══ INFORMATION SUPPLIED ══
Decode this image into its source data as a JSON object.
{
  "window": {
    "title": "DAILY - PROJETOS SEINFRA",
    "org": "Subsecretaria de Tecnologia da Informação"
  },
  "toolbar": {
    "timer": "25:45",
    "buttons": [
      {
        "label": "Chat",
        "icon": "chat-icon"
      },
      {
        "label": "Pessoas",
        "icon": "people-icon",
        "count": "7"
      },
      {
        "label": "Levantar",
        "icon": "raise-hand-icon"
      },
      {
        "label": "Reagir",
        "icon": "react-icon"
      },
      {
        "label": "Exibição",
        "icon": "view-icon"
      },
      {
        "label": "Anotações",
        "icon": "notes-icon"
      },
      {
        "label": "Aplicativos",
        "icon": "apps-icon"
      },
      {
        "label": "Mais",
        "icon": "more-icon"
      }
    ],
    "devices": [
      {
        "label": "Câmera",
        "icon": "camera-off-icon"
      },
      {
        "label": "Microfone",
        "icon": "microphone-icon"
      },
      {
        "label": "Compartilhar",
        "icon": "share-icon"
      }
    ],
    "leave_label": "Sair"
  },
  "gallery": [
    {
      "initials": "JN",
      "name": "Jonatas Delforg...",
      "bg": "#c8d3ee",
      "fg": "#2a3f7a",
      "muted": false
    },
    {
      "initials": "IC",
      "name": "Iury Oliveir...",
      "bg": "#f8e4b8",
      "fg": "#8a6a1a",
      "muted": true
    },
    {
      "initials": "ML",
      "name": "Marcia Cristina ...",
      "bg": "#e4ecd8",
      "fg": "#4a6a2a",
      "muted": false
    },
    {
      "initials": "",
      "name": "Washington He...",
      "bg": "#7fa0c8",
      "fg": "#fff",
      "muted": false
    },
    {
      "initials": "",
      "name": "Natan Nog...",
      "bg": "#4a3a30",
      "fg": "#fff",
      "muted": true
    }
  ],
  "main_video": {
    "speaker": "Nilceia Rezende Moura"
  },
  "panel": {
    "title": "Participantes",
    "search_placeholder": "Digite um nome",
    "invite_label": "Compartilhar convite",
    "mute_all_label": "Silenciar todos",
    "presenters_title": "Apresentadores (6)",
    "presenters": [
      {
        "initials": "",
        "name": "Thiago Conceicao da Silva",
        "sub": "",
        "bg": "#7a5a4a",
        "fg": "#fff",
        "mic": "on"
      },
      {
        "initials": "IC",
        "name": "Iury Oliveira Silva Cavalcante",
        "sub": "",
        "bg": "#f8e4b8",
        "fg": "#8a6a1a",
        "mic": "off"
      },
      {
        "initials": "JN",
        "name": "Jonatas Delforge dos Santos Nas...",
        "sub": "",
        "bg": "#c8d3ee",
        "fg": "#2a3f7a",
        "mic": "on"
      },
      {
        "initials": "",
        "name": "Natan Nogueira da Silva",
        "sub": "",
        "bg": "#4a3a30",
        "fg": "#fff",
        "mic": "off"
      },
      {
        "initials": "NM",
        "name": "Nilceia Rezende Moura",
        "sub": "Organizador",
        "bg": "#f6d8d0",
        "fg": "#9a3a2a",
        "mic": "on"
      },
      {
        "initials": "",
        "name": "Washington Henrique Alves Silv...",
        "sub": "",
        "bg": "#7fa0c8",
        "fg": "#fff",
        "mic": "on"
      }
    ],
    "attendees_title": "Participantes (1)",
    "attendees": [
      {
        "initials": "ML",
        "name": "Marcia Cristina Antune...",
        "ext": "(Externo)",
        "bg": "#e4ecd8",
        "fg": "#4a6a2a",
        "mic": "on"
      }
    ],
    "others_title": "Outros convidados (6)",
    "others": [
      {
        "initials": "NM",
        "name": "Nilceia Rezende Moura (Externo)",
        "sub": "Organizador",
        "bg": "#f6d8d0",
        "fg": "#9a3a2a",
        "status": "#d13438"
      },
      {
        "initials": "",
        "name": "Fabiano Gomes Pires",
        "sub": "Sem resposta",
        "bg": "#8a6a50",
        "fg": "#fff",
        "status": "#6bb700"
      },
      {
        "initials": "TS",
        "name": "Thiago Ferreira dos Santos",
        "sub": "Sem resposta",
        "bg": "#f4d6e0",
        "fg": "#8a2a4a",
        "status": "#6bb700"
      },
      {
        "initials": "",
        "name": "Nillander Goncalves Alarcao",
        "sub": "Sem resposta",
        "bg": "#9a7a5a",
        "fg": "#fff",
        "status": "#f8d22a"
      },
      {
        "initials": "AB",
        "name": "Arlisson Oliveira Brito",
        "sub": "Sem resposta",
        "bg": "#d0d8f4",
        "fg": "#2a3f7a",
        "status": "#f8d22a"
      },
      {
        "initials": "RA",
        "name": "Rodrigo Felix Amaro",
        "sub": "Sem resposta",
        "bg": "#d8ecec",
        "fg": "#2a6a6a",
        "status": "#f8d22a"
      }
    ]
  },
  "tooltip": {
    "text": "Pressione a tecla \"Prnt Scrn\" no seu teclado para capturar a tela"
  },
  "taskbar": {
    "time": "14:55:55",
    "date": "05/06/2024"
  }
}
═══
OBJECTIVE:
Repeat every record, exactly as written.

COMPLETED TASK:
Decode this image into its source data as a JSON object.
{
  "window": {
    "title": "DAILY - PROJETOS SEINFRA",
    "org": "Subsecretaria de Tecnologia da Informação"
  },
  "toolbar": {
    "timer": "25:45",
    "buttons": [
      {
        "label": "Chat",
        "icon": "chat-icon"
      },
      {
        "label": "Pessoas",
        "icon": "people-icon",
        "count": "7"
      },
      {
        "label": "Levantar",
        "icon": "raise-hand-icon"
      },
      {
        "label": "Reagir",
        "icon": "react-icon"
      },
      {
        "label": "Exibição",
        "icon": "view-icon"
      },
      {
        "label": "Anotações",
        "icon": "notes-icon"
      },
      {
        "label": "Aplicativos",
        "icon": "apps-icon"
      },
      {
        "label": "Mais",
        "icon": "more-icon"
      }
    ],
    "devices": [
      {
        "label": "Câmera",
        "icon": "camera-off-icon"
      },
      {
        "label": "Microfone",
        "icon": "microphone-icon"
      },
      {
        "label": "Compartilhar",
        "icon": "share-icon"
      }
    ],
    "leave_label": "Sair"
  },
  "gallery": [
    {
      "initials": "JN",
      "name": "Jonatas Delforg...",
      "bg": "#c8d3ee",
      "fg": "#2a3f7a",
      "muted": false
    },
    {
      "initials": "IC",
      "name": "Iury Oliveir...",
      "bg": "#f8e4b8",
      "fg": "#8a6a1a",
      "muted": true
    },
    {
      "initials": "ML",
      "name": "Marcia Cristina ...",
      "bg": "#e4ecd8",
      "fg": "#4a6a2a",
      "muted": false
    },
    {
      "initials": "",
      "name": "Washington He...",
      "bg": "#7fa0c8",
      "fg": "#fff",
      "muted": false
    },
    {
      "initials": "",
      "name": "Natan Nog...",
      "bg": "#4a3a30",
      "fg": "#fff",
      "muted": true
    }
  ],
  "main_video": {
    "speaker": "Nilceia Rezende Moura"
  },
  "panel": {
    "title": "Participantes",
    "search_placeholder": "Digite um nome",
    "invite_label": "Compartilhar convite",
    "mute_all_label": "Silenciar todos",
    "presenters_title": "Apresentadores (6)",
    "presenters": [
      {
        "initials": "",
        "name": "Thiago Conceicao da Silva",
        "sub": "",
        "bg": "#7a5a4a",
        "fg": "#fff",
        "mic": "on"
      },
      {
        "initials": "IC",
        "name": "Iury Oliveira Silva Cavalcante",
        "sub": "",
        "bg": "#f8e4b8",
        "fg": "#8a6a1a",
        "mic": "off"
      },
      {
        "initials": "JN",
        "name": "Jonatas Delforge dos Santos Nas...",
        "sub": "",
        "bg": "#c8d3ee",
        "fg": "#2a3f7a",
        "mic": "on"
      },
      {
        "initials": "",
        "name": "Natan Nogueira da Silva",
        "sub": "",
        "bg": "#4a3a30",
        "fg": "#fff",
        "mic": "off"
      },
      {
        "initials": "NM",
        "name": "Nilceia Rezende Moura",
        "sub": "Organizador",
        "bg": "#f6d8d0",
        "fg": "#9a3a2a",
        "mic": "on"
      },
      {
        "initials": "",
        "name": "Washington Henrique Alves Silv...",
        "sub": "",
        "bg": "#7fa0c8",
        "fg": "#fff",
        "mic": "on"
      }
    ],
    "attendees_title": "Participantes (1)",
    "attendees": [
      {
        "initials": "ML",
        "name": "Marcia Cristina Antune...",
        "ext": "(Externo)",
        "bg": "#e4ecd8",
        "fg": "#4a6a2a",
        "mic": "on"
      }
    ],
    "others_title": "Outros convidados (6)",
    "others": [
      {
        "initials": "NM",
        "name": "Nilceia Rezende Moura (Externo)",
        "sub": "Organizador",
        "bg": "#f6d8d0",
        "fg": "#9a3a2a",
        "status": "#d13438"
      },
      {
        "initials": "",
        "name": "Fabiano Gomes Pires",
        "sub": "Sem resposta",
        "bg": "#8a6a50",
        "fg": "#fff",
        "status": "#6bb700"
      },
      {
        "initials": "TS",
        "name": "Thiago Ferreira dos Santos",
        "sub": "Sem resposta",
        "bg": "#f4d6e0",
        "fg": "#8a2a4a",
        "status": "#6bb700"
      },
      {
        "initials": "",
        "name": "Nillander Goncalves Alarcao",
        "sub": "Sem resposta",
        "bg": "#9a7a5a",
        "fg": "#fff",
        "status": "#f8d22a"
      },
      {
        "initials": "AB",
        "name": "Arlisson Oliveira Brito",
        "sub": "Sem resposta",
        "bg": "#d0d8f4",
        "fg": "#2a3f7a",
        "status": "#f8d22a"
      },
      {
        "initials": "RA",
        "name": "Rodrigo Felix Amaro",
        "sub": "Sem resposta",
        "bg": "#d8ecec",
        "fg": "#2a6a6a",
        "status": "#f8d22a"
      }
    ]
  },
  "tooltip": {
    "text": "Pressione a tecla \"Prnt Scrn\" no seu teclado para capturar a tela"
  },
  "taskbar": {
    "time": "14:55:55",
    "date": "05/06/2024"
  }
}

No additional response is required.